- Job -
Extract each line of the data and write it out again exactly.

- Input material -
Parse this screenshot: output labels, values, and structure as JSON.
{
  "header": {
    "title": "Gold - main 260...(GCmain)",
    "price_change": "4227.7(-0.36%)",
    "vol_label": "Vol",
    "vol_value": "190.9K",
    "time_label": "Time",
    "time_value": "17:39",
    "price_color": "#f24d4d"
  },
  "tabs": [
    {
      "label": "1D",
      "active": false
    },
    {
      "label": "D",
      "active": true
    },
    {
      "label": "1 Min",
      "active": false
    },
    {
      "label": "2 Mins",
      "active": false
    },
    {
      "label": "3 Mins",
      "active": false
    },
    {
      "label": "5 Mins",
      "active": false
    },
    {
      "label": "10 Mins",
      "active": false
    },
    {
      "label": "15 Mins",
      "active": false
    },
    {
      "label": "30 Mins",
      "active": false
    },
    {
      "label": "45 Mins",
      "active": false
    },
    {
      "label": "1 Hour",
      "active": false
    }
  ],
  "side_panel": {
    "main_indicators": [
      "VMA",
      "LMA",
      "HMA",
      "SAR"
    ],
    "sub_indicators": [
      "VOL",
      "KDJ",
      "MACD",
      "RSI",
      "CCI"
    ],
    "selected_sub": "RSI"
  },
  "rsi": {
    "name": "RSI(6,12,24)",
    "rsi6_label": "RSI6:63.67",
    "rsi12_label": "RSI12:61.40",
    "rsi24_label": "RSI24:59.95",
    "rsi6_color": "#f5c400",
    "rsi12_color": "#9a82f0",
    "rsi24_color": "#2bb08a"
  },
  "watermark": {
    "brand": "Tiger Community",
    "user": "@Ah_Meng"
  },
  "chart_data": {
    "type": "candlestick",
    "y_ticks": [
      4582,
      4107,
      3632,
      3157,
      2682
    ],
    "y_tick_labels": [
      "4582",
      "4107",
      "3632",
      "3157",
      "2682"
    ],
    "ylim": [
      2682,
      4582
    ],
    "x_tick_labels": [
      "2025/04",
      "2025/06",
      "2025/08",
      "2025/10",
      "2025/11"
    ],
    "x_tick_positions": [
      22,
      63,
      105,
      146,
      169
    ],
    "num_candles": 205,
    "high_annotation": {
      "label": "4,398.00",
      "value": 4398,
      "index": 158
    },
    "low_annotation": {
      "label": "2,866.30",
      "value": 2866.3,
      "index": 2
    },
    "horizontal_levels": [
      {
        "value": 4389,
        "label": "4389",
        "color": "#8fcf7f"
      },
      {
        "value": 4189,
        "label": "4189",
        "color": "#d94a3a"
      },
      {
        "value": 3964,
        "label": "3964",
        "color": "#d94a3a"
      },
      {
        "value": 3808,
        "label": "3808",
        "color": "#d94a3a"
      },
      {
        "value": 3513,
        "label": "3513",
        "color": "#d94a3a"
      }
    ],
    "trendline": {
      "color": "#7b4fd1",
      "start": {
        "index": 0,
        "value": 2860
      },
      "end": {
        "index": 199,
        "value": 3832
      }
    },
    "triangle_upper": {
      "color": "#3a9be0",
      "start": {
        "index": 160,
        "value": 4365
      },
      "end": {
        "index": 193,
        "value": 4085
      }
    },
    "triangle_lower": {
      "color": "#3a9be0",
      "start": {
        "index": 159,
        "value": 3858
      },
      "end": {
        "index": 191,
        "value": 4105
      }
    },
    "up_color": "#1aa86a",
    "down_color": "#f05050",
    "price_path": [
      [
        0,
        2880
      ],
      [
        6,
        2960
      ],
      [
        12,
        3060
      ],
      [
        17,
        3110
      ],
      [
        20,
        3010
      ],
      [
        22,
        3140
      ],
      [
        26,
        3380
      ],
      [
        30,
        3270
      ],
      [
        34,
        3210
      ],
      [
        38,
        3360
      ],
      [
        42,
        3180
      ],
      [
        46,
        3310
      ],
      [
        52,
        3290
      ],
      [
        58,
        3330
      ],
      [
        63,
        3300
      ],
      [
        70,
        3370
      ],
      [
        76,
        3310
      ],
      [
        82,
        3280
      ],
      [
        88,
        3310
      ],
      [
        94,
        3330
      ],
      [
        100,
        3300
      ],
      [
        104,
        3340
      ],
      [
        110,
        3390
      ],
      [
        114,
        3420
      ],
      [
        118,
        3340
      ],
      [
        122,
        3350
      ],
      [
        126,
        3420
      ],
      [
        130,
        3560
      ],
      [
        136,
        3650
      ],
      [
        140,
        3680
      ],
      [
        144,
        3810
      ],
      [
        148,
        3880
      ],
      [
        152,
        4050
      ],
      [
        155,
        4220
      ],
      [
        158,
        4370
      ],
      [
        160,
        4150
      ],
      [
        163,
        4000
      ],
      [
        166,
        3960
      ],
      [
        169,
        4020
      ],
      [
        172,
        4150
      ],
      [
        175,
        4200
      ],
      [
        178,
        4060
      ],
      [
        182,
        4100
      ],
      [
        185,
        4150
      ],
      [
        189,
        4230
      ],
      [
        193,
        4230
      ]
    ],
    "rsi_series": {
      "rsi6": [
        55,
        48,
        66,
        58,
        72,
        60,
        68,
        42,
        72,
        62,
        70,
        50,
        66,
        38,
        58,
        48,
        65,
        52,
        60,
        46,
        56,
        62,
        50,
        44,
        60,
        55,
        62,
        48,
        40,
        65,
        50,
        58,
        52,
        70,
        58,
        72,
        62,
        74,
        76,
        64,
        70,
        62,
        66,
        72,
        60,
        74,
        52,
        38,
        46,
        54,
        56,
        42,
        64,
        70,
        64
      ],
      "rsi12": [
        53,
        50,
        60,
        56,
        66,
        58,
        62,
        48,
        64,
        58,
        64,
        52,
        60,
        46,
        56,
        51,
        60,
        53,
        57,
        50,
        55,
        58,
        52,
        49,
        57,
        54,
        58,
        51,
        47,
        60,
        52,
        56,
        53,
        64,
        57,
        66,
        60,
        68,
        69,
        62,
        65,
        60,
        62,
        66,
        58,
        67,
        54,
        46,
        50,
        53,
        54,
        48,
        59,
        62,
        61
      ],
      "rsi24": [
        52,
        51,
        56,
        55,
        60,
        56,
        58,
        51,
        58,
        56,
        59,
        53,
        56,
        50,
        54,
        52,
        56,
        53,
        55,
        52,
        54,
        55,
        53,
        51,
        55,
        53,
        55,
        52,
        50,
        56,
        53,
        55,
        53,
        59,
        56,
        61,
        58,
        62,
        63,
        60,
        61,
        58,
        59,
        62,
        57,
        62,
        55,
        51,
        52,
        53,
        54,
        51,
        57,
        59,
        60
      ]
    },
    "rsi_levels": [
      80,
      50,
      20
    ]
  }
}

- Worked solution -
Parse this screenshot: output labels, values, and structure as JSON.
{
  "header": {
    "title": "Gold - main 260...(GCmain)",
    "price_change": "4227.7(-0.36%)",
    "vol_label": "Vol",
    "vol_value": "190.9K",
    "time_label": "Time",
    "time_value": "17:39",
    "price_color": "#f24d4d"
  },
  "tabs": [
    {
      "label": "1D",
      "active": false
    },
    {
      "label": "D",
      "active": true
    },
    {
      "label": "1 Min",
      "active": false
    },
    {
      "label": "2 Mins",
      "active": false
    },
    {
      "label": "3 Mins",
      "active": false
    },
    {
      "label": "5 Mins",
      "active": false
    },
    {
      "label": "10 Mins",
      "active": false
    },
    {
      "label": "15 Mins",
      "active": false
    },
    {
      "label": "30 Mins",
      "active": false
    },
    {
      "label": "45 Mins",
      "active": false
    },
    {
      "label": "1 Hour",
      "active": false
    }
  ],
  "side_panel": {
    "main_indicators": [
      "VMA",
      "LMA",
      "HMA",
      "SAR"
    ],
    "sub_indicators": [
      "VOL",
      "KDJ",
      "MACD",
      "RSI",
      "CCI"
    ],
    "selected_sub": "RSI"
  },
  "rsi": {
    "name": "RSI(6,12,24)",
    "rsi6_label": "RSI6:63.67",
    "rsi12_label": "RSI12:61.40",
    "rsi24_label": "RSI24:59.95",
    "rsi6_color": "#f5c400",
    "rsi12_color": "#9a82f0",
    "rsi24_color": "#2bb08a"
  },
  "watermark": {
    "brand": "Tiger Community",
    "user": "@Ah_Meng"
  },
  "chart_data": {
    "type": "candlestick",
    "y_ticks": [
      4582,
      4107,
      3632,
      3157,
      2682
    ],
    "y_tick_labels": [
      "4582",
      "4107",
      "3632",
      "3157",
      "2682"
    ],
    "ylim": [
      2682,
      4582
    ],
    "x_tick_labels": [
      "2025/04",
      "2025/06",
      "2025/08",
      "2025/10",
      "2025/11"
    ],
    "x_tick_positions": [
      22,
      63,
      105,
      146,
      169
    ],
    "num_candles": 205,
    "high_annotation": {
      "label": "4,398.00",
      "value": 4398,
      "index": 158
    },
    "low_annotation": {
      "label": "2,866.30",
      "value": 2866.3,
      "index": 2
    },
    "horizontal_levels": [
      {
        "value": 4389,
        "label": "4389",
        "color": "#8fcf7f"
      },
      {
        "value": 4189,
        "label": "4189",
        "color": "#d94a3a"
      },
      {
        "value": 3964,
        "label": "3964",
        "color": "#d94a3a"
      },
      {
        "value": 3808,
        "label": "3808",
        "color": "#d94a3a"
      },
      {
        "value": 3513,
        "label": "3513",
        "color": "#d94a3a"
      }
    ],
    "trendline": {
      "color": "#7b4fd1",
      "start": {
        "index": 0,
        "value": 2860
      },
      "end": {
        "index": 199,
        "value": 3832
      }
    },
    "triangle_upper": {
      "color": "#3a9be0",
      "start": {
        "index": 160,
        "value": 4365
      },
      "end": {
        "index": 193,
        "value": 4085
      }
    },
    "triangle_lower": {
      "color": "#3a9be0",
      "start": {
        "index": 159,
        "value": 3858
      },
      "end": {
        "index": 191,
        "value": 4105
      }
    },
    "up_color": "#1aa86a",
    "down_color": "#f05050",
    "price_path": [
      [
        0,
        2880
      ],
      [
        6,
        2960
      ],
      [
        12,
        3060
      ],
      [
        17,
        3110
      ],
      [
        20,
        3010
      ],
      [
        22,
        3140
      ],
      [
        26,
        3380
      ],
      [
        30,
        3270
      ],
      [
        34,
        3210
      ],
      [
        38,
        3360
      ],
      [
        42,
        3180
      ],
      [
        46,
        3310
      ],
      [
        52,
        3290
      ],
      [
        58,
        3330
      ],
      [
        63,
        3300
      ],
      [
        70,
        3370
      ],
      [
        76,
        3310
      ],
      [
        82,
        3280
      ],
      [
        88,
        3310
      ],
      [
        94,
        3330
      ],
      [
        100,
        3300
      ],
      [
        104,
        3340
      ],
      [
        110,
        3390
      ],
      [
        114,
        3420
      ],
      [
        118,
        3340
      ],
      [
        122,
        3350
      ],
      [
        126,
        3420
      ],
      [
        130,
        3560
      ],
      [
        136,
        3650
      ],
      [
        140,
        3680
      ],
      [
        144,
        3810
      ],
      [
        148,
        3880
      ],
      [
        152,
        4050
      ],
      [
        155,
        4220
      ],
      [
        158,
        4370
      ],
      [
        160,
        4150
      ],
      [
        163,
        4000
      ],
      [
        166,
        3960
      ],
      [
        169,
        4020
      ],
      [
        172,
        4150
      ],
      [
        175,
        4200
      ],
      [
        178,
        4060
      ],
      [
        182,
        4100
      ],
      [
        185,
        4150
      ],
      [
        189,
        4230
      ],
      [
        193,
        4230
      ]
    ],
    "rsi_series": {
      "rsi6": [
        55,
        48,
        66,
        58,
        72,
        60,
        68,
        42,
        72,
        62,
        70,
        50,
        66,
        38,
        58,
        48,
        65,
        52,
        60,
        46,
        56,
        62,
        50,
        44,
        60,
        55,
        62,
        48,
        40,
        65,
        50,
        58,
        52,
        70,
        58,
        72,
        62,
        74,
        76,
        64,
        70,
        62,
        66,
        72,
        60,
        74,
        52,
        38,
        46,
        54,
        56,
        42,
        64,
        70,
        64
      ],
      "rsi12": [
        53,
        50,
        60,
        56,
        66,
        58,
        62,
        48,
        64,
        58,
        64,
        52,
        60,
        46,
        56,
        51,
        60,
        53,
        57,
        50,
        55,
        58,
        52,
        49,
        57,
        54,
        58,
        51,
        47,
        60,
        52,
        56,
        53,
        64,
        57,
        66,
        60,
        68,
        69,
        62,
        65,
        60,
        62,
        66,
        58,
        67,
        54,
        46,
        50,
        53,
        54,
        48,
        59,
        62,
        61
      ],
      "rsi24": [
        52,
        51,
        56,
        55,
        60,
        56,
        58,
        51,
        58,
        56,
        59,
        53,
        56,
        50,
        54,
        52,
        56,
        53,
        55,
        52,
        54,
        55,
        53,
        51,
        55,
        53,
        55,
        52,
        50,
        56,
        53,
        55,
        53,
        59,
        56,
        61,
        58,
        62,
        63,
        60,
        61,
        58,
        59,
        62,
        57,
        62,
        55,
        51,
        52,
        53,
        54,
        51,
        57,
        59,
        60
      ]
    },
    "rsi_levels": [
      80,
      50,
      20
    ]
  }
}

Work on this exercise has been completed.